====== Records supplied
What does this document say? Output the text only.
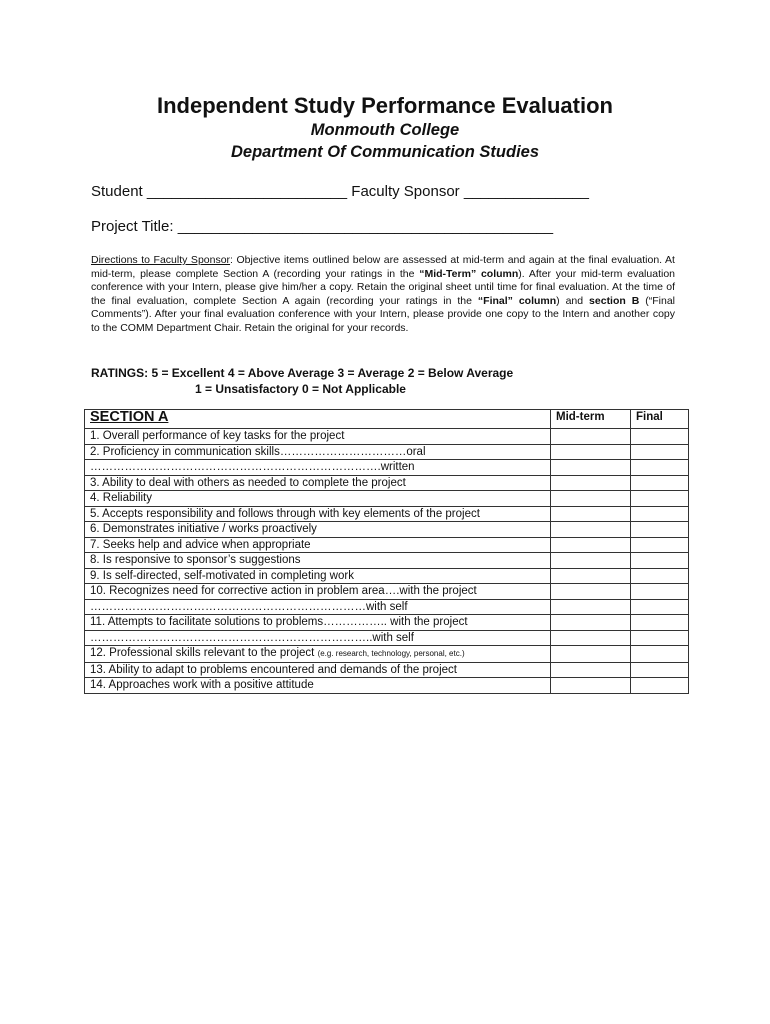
Independent Study Performance Evaluation
Monmouth College
Department Of Communication Studies
Student ________________________ Faculty Sponsor _______________
Project Title: _____________________________________________
Directions to Faculty Sponsor: Objective items outlined below are assessed at mid-term and again at the final evaluation. At mid-term, please complete Section A (recording your ratings in the “Mid-Term” column). After your mid-term evaluation conference with your Intern, please give him/her a copy. Retain the original sheet until time for final evaluation. At the time of the final evaluation, complete Section A again (recording your ratings in the “Final” column) and section B (“Final Comments”). After your final evaluation conference with your Intern, please provide one copy to the Intern and another copy to the COMM Department Chair. Retain the original for your records.
RATINGS: 5 = Excellent 4 = Above Average 3 = Average 2 = Below Average
1 = Unsatisfactory 0 = Not Applicable
SECTION A	Mid-term	Final
1. Overall performance of key tasks for the project		
2. Proficiency in communication skills……………………………oral		
………………………………………………………………….written		
3. Ability to deal with others as needed to complete the project		
4. Reliability		
5. Accepts responsibility and follows through with key elements of the project		
6. Demonstrates initiative / works proactively		
7. Seeks help and advice when appropriate		
8. Is responsive to sponsor’s suggestions		
9. Is self-directed, self-motivated in completing work		
10. Recognizes need for corrective action in problem area….with the project		
………………………………………………………………with self		
11. Attempts to facilitate solutions to problems…………….. with the project		
………………………………………………………………..with self		
12. Professional skills relevant to the project (e.g. research, technology, personal, etc.)		
13. Ability to adapt to problems encountered and demands of the project		
14. Approaches work with a positive attitude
============
**Written request:** Do not include the images; transcribe the rest of the listing exactly.

**Task solution:**
What does this document say? Output the text only.
Independent Study Performance Evaluation
Monmouth College
Department Of Communication Studies
Student ________________________ Faculty Sponsor _______________
Project Title: _____________________________________________
Directions to Faculty Sponsor: Objective items outlined below are assessed at mid-term and again at the final evaluation. At mid-term, please complete Section A (recording your ratings in the “Mid-Term” column). After your mid-term evaluation conference with your Intern, please give him/her a copy. Retain the original sheet until time for final evaluation. At the time of the final evaluation, complete Section A again (recording your ratings in the “Final” column) and section B (“Final Comments”). After your final evaluation conference with your Intern, please provide one copy to the Intern and another copy to the COMM Department Chair. Retain the original for your records.
RATINGS: 5 = Excellent 4 = Above Average 3 = Average 2 = Below Average
1 = Unsatisfactory 0 = Not Applicable
SECTION A	Mid-term	Final
1. Overall performance of key tasks for the project		
2. Proficiency in communication skills……………………………oral		
………………………………………………………………….written		
3. Ability to deal with others as needed to complete the project		
4. Reliability		
5. Accepts responsibility and follows through with key elements of the project		
6. Demonstrates initiative / works proactively		
7. Seeks help and advice when appropriate		
8. Is responsive to sponsor’s suggestions		
9. Is self-directed, self-motivated in completing work		
10. Recognizes need for corrective action in problem area….with the project		
………………………………………………………………with self		
11. Attempts to facilitate solutions to problems…………….. with the project		
………………………………………………………………..with self		
12. Professional skills relevant to the project (e.g. research, technology, personal, etc.)		
13. Ability to adapt to problems encountered and demands of the project		
14. Approaches work with a positive attitude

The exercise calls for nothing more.